Can you output the material exactly as written, minus any pictures it holds?

· · · ·

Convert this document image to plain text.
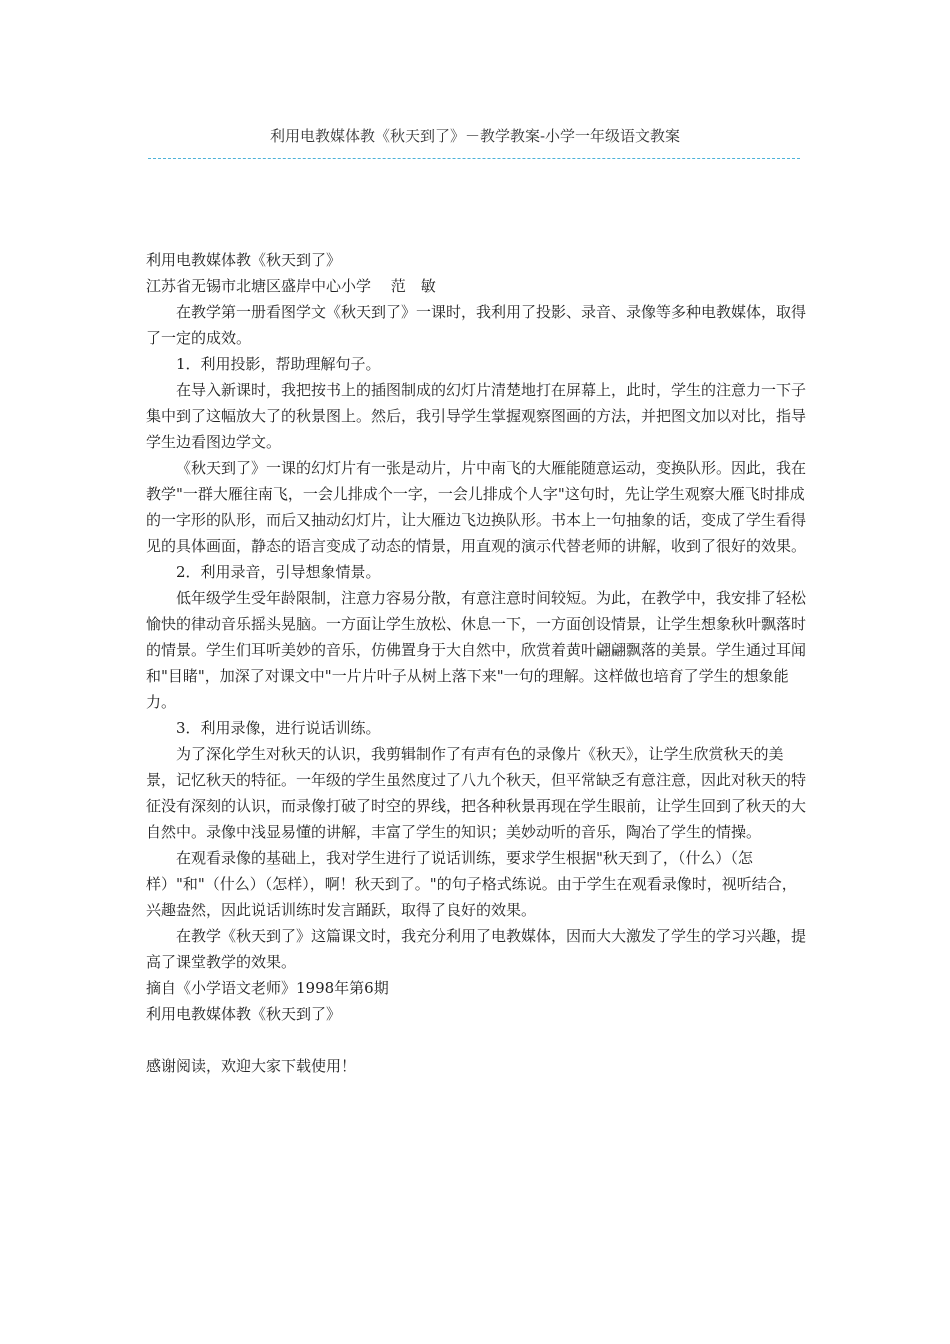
利用电教媒体教《秋天到了》－教学教案-小学一年级语文教案

利用电教媒体教《秋天到了》

江苏省无锡市北塘区盛岸中心小学　 范　敏

在教学第一册看图学文《秋天到了》一课时，我利用了投影、录音、录像等多种电教媒体，取得了一定的成效。

1．利用投影，帮助理解句子。

在导入新课时，我把按书上的插图制成的幻灯片清楚地打在屏幕上，此时，学生的注意力一下子集中到了这幅放大了的秋景图上。然后，我引导学生掌握观察图画的方法，并把图文加以对比，指导学生边看图边学文。

《秋天到了》一课的幻灯片有一张是动片，片中南飞的大雁能随意运动，变换队形。因此，我在教学"一群大雁往南飞，一会儿排成个一字，一会儿排成个人字"这句时，先让学生观察大雁飞时排成的一字形的队形，而后又抽动幻灯片，让大雁边飞边换队形。书本上一句抽象的话，变成了学生看得见的具体画面，静态的语言变成了动态的情景，用直观的演示代替老师的讲解，收到了很好的效果。

2．利用录音，引导想象情景。

低年级学生受年龄限制，注意力容易分散，有意注意时间较短。为此，在教学中，我安排了轻松愉快的律动音乐摇头晃脑。一方面让学生放松、休息一下，一方面创设情景，让学生想象秋叶飘落时的情景。学生们耳听美妙的音乐，仿佛置身于大自然中，欣赏着黄叶翩翩飘落的美景。学生通过耳闻和"目睹"，加深了对课文中"一片片叶子从树上落下来"一句的理解。这样做也培育了学生的想象能力。

3．利用录像，进行说话训练。

为了深化学生对秋天的认识，我剪辑制作了有声有色的录像片《秋天》，让学生欣赏秋天的美景，记忆秋天的特征。一年级的学生虽然度过了八九个秋天，但平常缺乏有意注意，因此对秋天的特征没有深刻的认识，而录像打破了时空的界线，把各种秋景再现在学生眼前，让学生回到了秋天的大自然中。录像中浅显易懂的讲解，丰富了学生的知识；美妙动听的音乐，陶冶了学生的情操。

在观看录像的基础上，我对学生进行了说话训练，要求学生根据"秋天到了，（什么）（怎样）"和"（什么）（怎样），啊！秋天到了。"的句子格式练说。由于学生在观看录像时，视听结合，兴趣盎然，因此说话训练时发言踊跃，取得了良好的效果。

在教学《秋天到了》这篇课文时，我充分利用了电教媒体，因而大大激发了学生的学习兴趣，提高了课堂教学的效果。

摘自《小学语文老师》1998年第6期

利用电教媒体教《秋天到了》

感谢阅读，欢迎大家下载使用！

· · · ·

◆ Expected answer
Convert this document image to plain text.
利用电教媒体教《秋天到了》－教学教案-小学一年级语文教案

利用电教媒体教《秋天到了》

江苏省无锡市北塘区盛岸中心小学　 范　敏

在教学第一册看图学文《秋天到了》一课时，我利用了投影、录音、录像等多种电教媒体，取得了一定的成效。

1．利用投影，帮助理解句子。

在导入新课时，我把按书上的插图制成的幻灯片清楚地打在屏幕上，此时，学生的注意力一下子集中到了这幅放大了的秋景图上。然后，我引导学生掌握观察图画的方法，并把图文加以对比，指导学生边看图边学文。

《秋天到了》一课的幻灯片有一张是动片，片中南飞的大雁能随意运动，变换队形。因此，我在教学"一群大雁往南飞，一会儿排成个一字，一会儿排成个人字"这句时，先让学生观察大雁飞时排成的一字形的队形，而后又抽动幻灯片，让大雁边飞边换队形。书本上一句抽象的话，变成了学生看得见的具体画面，静态的语言变成了动态的情景，用直观的演示代替老师的讲解，收到了很好的效果。

2．利用录音，引导想象情景。

低年级学生受年龄限制，注意力容易分散，有意注意时间较短。为此，在教学中，我安排了轻松愉快的律动音乐摇头晃脑。一方面让学生放松、休息一下，一方面创设情景，让学生想象秋叶飘落时的情景。学生们耳听美妙的音乐，仿佛置身于大自然中，欣赏着黄叶翩翩飘落的美景。学生通过耳闻和"目睹"，加深了对课文中"一片片叶子从树上落下来"一句的理解。这样做也培育了学生的想象能力。

3．利用录像，进行说话训练。

为了深化学生对秋天的认识，我剪辑制作了有声有色的录像片《秋天》，让学生欣赏秋天的美景，记忆秋天的特征。一年级的学生虽然度过了八九个秋天，但平常缺乏有意注意，因此对秋天的特征没有深刻的认识，而录像打破了时空的界线，把各种秋景再现在学生眼前，让学生回到了秋天的大自然中。录像中浅显易懂的讲解，丰富了学生的知识；美妙动听的音乐，陶冶了学生的情操。

在观看录像的基础上，我对学生进行了说话训练，要求学生根据"秋天到了，（什么）（怎样）"和"（什么）（怎样），啊！秋天到了。"的句子格式练说。由于学生在观看录像时，视听结合，兴趣盎然，因此说话训练时发言踊跃，取得了良好的效果。

在教学《秋天到了》这篇课文时，我充分利用了电教媒体，因而大大激发了学生的学习兴趣，提高了课堂教学的效果。

摘自《小学语文老师》1998年第6期

利用电教媒体教《秋天到了》

感谢阅读，欢迎大家下载使用！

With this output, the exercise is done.